> [Exercise task] Extract everything from the line containing "List every element" down to the line containing "- legend-item: 30W", and reproduce those rows verbatim.

───── Extracted records

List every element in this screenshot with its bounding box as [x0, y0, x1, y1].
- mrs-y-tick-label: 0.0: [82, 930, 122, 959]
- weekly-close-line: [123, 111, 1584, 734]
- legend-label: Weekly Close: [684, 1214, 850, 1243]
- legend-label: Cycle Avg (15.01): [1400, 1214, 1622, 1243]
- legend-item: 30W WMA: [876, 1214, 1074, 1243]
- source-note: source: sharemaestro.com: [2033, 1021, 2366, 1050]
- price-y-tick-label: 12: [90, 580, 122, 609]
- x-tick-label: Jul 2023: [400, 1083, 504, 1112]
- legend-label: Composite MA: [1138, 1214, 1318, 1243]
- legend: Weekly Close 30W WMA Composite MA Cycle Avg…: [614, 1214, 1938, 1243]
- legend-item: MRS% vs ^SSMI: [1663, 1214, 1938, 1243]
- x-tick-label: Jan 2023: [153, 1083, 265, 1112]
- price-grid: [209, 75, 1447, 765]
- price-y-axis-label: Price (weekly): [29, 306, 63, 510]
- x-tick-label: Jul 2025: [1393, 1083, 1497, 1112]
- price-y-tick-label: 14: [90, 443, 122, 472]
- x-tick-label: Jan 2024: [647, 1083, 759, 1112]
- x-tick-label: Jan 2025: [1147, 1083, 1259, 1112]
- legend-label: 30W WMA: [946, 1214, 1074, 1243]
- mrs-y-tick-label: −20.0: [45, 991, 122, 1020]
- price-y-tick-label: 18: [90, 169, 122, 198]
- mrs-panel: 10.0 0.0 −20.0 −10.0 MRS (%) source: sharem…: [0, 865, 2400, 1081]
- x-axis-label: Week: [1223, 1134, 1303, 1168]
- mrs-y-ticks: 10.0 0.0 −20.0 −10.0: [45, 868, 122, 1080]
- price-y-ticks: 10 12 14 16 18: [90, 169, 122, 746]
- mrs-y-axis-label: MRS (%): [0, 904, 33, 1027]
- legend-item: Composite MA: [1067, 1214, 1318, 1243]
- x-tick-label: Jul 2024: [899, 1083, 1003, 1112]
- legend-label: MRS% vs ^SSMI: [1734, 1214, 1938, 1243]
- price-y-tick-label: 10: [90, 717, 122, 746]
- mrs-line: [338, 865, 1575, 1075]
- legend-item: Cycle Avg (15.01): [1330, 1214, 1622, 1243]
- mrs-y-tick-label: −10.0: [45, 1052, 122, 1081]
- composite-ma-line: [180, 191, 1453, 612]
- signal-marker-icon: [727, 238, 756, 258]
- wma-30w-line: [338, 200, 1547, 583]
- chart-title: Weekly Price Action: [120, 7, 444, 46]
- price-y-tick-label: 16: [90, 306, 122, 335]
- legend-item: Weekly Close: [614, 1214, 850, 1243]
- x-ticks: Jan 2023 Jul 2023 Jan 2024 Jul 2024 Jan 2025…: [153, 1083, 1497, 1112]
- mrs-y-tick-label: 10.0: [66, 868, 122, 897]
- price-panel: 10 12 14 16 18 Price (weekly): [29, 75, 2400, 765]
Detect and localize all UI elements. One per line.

──────────
───── Extracted records

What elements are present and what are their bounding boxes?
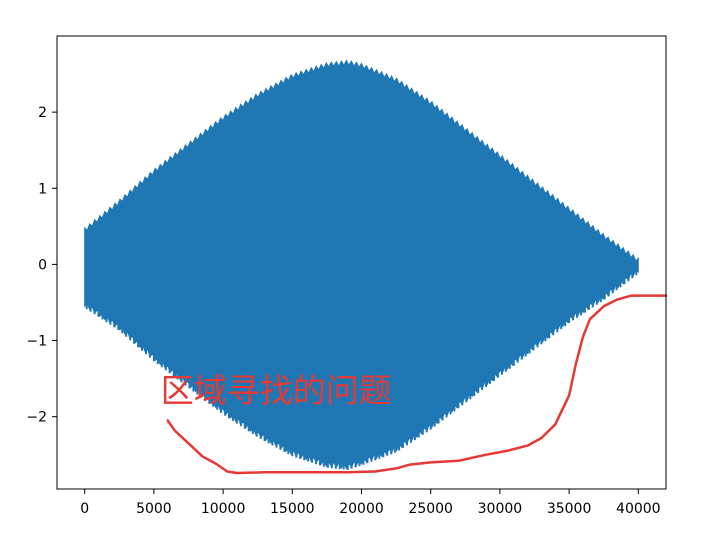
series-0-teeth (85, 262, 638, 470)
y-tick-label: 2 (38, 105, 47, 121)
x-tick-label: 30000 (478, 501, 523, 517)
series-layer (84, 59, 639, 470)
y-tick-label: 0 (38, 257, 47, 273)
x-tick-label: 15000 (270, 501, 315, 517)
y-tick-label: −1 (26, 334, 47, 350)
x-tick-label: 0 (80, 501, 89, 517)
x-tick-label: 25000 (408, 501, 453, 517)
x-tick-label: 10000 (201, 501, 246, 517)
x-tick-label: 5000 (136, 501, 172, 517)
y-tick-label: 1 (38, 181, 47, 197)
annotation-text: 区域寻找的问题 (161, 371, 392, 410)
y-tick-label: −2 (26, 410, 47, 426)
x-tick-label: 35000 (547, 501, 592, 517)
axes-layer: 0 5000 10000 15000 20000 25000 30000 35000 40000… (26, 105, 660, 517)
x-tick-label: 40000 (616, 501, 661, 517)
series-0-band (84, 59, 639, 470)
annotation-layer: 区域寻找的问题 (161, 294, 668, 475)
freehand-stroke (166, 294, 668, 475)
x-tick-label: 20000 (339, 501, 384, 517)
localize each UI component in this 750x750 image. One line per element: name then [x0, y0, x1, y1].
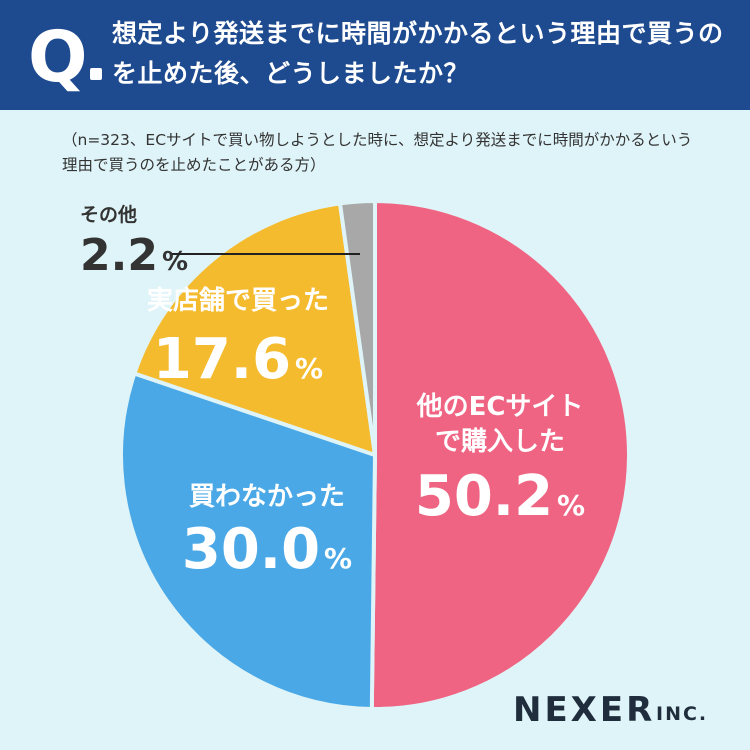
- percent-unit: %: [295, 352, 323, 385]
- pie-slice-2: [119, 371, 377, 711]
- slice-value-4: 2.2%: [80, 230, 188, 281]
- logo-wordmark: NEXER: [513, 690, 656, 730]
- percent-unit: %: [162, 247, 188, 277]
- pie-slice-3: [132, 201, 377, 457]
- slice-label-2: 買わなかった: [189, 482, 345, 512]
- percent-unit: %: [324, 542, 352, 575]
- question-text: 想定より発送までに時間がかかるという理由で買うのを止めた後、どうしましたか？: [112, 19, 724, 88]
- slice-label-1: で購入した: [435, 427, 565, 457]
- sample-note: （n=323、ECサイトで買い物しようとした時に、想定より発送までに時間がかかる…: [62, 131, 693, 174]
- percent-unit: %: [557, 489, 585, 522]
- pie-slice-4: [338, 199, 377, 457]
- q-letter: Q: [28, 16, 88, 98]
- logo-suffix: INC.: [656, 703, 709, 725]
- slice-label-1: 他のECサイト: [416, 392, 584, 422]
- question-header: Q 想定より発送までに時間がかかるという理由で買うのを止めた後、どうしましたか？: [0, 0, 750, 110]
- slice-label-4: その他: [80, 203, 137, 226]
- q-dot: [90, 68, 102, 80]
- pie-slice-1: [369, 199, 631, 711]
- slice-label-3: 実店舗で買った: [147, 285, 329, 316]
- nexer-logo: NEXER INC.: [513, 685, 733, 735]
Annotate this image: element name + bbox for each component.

──────────
───── Extracted records

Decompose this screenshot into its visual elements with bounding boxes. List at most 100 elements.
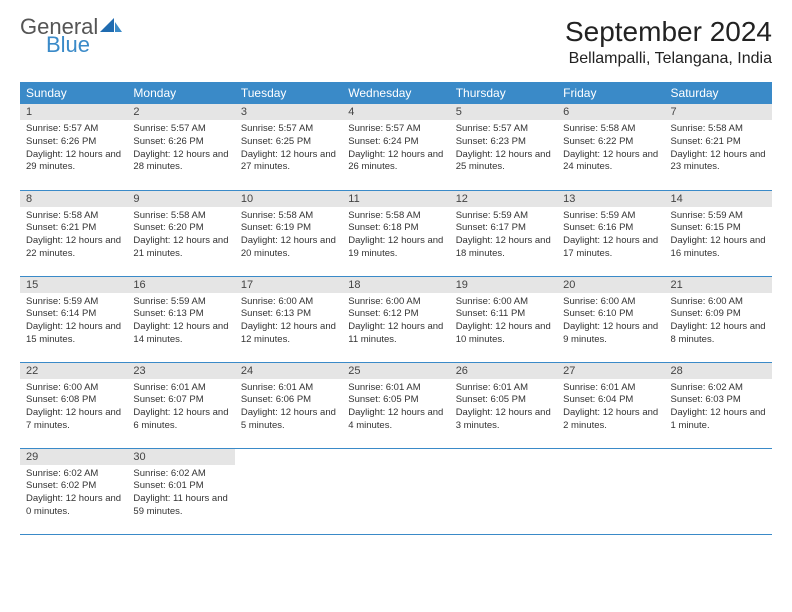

──────────

> [Task answer]
List every element in this screenshot with its bounding box as [x0, y0, x1, y1].
- mrs-y-tick-label: 0.0: [82, 930, 122, 959]
- weekly-close-line: [123, 111, 1584, 734]
- legend-label: Weekly Close: [684, 1214, 850, 1243]
- legend-label: Cycle Avg (15.01): [1400, 1214, 1622, 1243]
- legend-item: 30W WMA: [876, 1214, 1074, 1243]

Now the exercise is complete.